**Problem requirements**:
Set the listing down unchanged, minus every embedded image.

>>>

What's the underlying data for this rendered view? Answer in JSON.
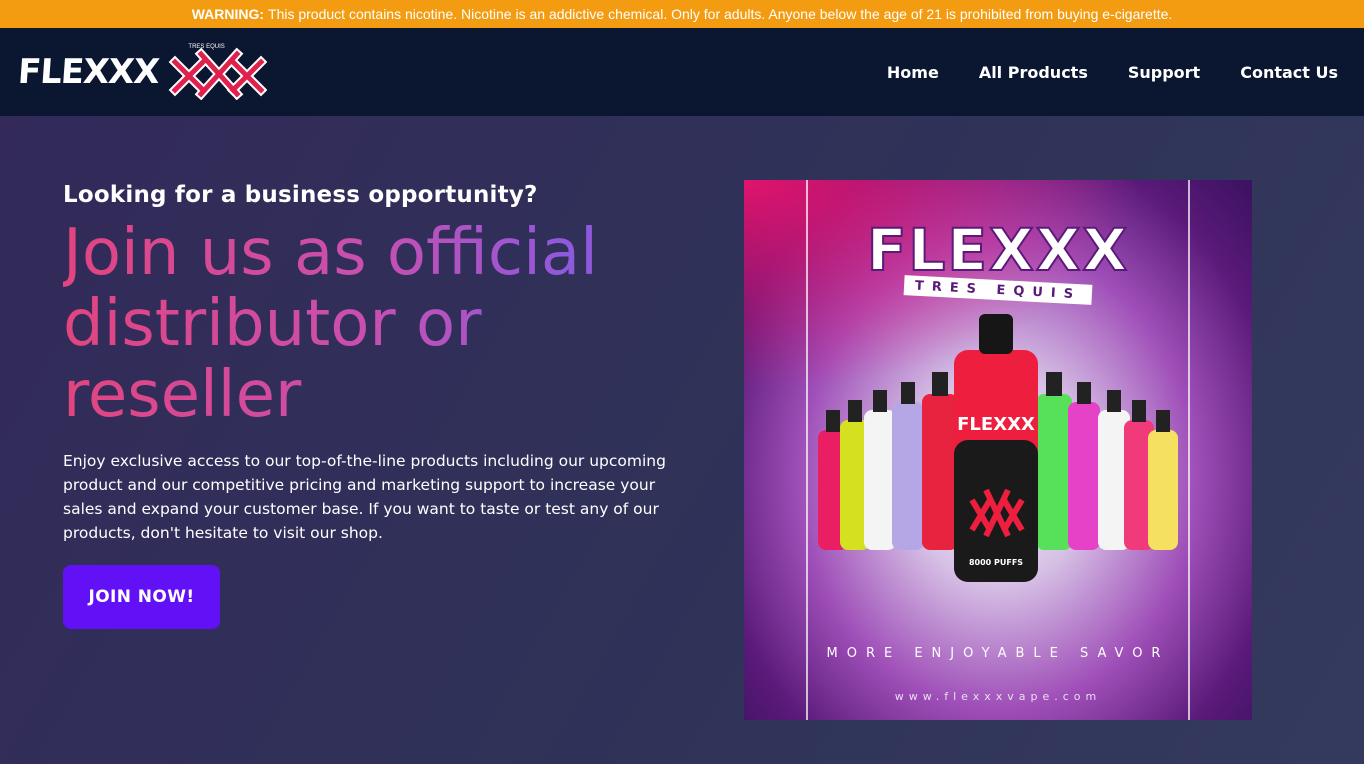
{
  "warning": {
    "label": "WARNING:",
    "text": "This product contains nicotine. Nicotine is an addictive chemical. Only for adults. Anyone below the age of 21 is prohibited from buying e-cigarette."
  },
  "header": {
    "logo_text": "FLEXXX",
    "logo_tag": "TRES EQUIS",
    "nav": [
      {
        "label": "Home"
      },
      {
        "label": "All Products"
      },
      {
        "label": "Support"
      },
      {
        "label": "Contact Us"
      }
    ]
  },
  "hero": {
    "eyebrow": "Looking for a business opportunity?",
    "headline": "Join us as official distributor or reseller",
    "body": "Enjoy exclusive access to our top-of-the-line products including our upcoming product and our competitive pricing and marketing support to increase your sales and expand your customer base. If you want to taste or test any of our products, don't hesitate to visit our shop.",
    "cta_label": "JOIN NOW!"
  },
  "poster": {
    "brand": "FLEXXX",
    "sub": "TRES EQUIS",
    "bottle_label": "FLEXXX",
    "bottle_puffs": "8000 PUFFS",
    "tagline": "MORE ENJOYABLE SAVOR",
    "website": "www.flexxxvape.com"
  },
  "colors": {
    "warning_bg": "#f39c12",
    "nav_bg": "#0b1631",
    "cta_bg": "#6211f7",
    "headline_gradient": [
      "#e2457f",
      "#8f59dc"
    ]
  }
}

<<<

**Written answer**:
What's the underlying data for this rendered view? Answer in JSON.
{
  "warning": {
    "label": "WARNING:",
    "text": "This product contains nicotine. Nicotine is an addictive chemical. Only for adults. Anyone below the age of 21 is prohibited from buying e-cigarette."
  },
  "header": {
    "logo_text": "FLEXXX",
    "logo_tag": "TRES EQUIS",
    "nav": [
      {
        "label": "Home"
      },
      {
        "label": "All Products"
      },
      {
        "label": "Support"
      },
      {
        "label": "Contact Us"
      }
    ]
  },
  "hero": {
    "eyebrow": "Looking for a business opportunity?",
    "headline": "Join us as official distributor or reseller",
    "body": "Enjoy exclusive access to our top-of-the-line products including our upcoming product and our competitive pricing and marketing support to increase your sales and expand your customer base. If you want to taste or test any of our products, don't hesitate to visit our shop.",
    "cta_label": "JOIN NOW!"
  },
  "poster": {
    "brand": "FLEXXX",
    "sub": "TRES EQUIS",
    "bottle_label": "FLEXXX",
    "bottle_puffs": "8000 PUFFS",
    "tagline": "MORE ENJOYABLE SAVOR",
    "website": "www.flexxxvape.com"
  },
  "colors": {
    "warning_bg": "#f39c12",
    "nav_bg": "#0b1631",
    "cta_bg": "#6211f7",
    "headline_gradient": [
      "#e2457f",
      "#8f59dc"
    ]
  }
}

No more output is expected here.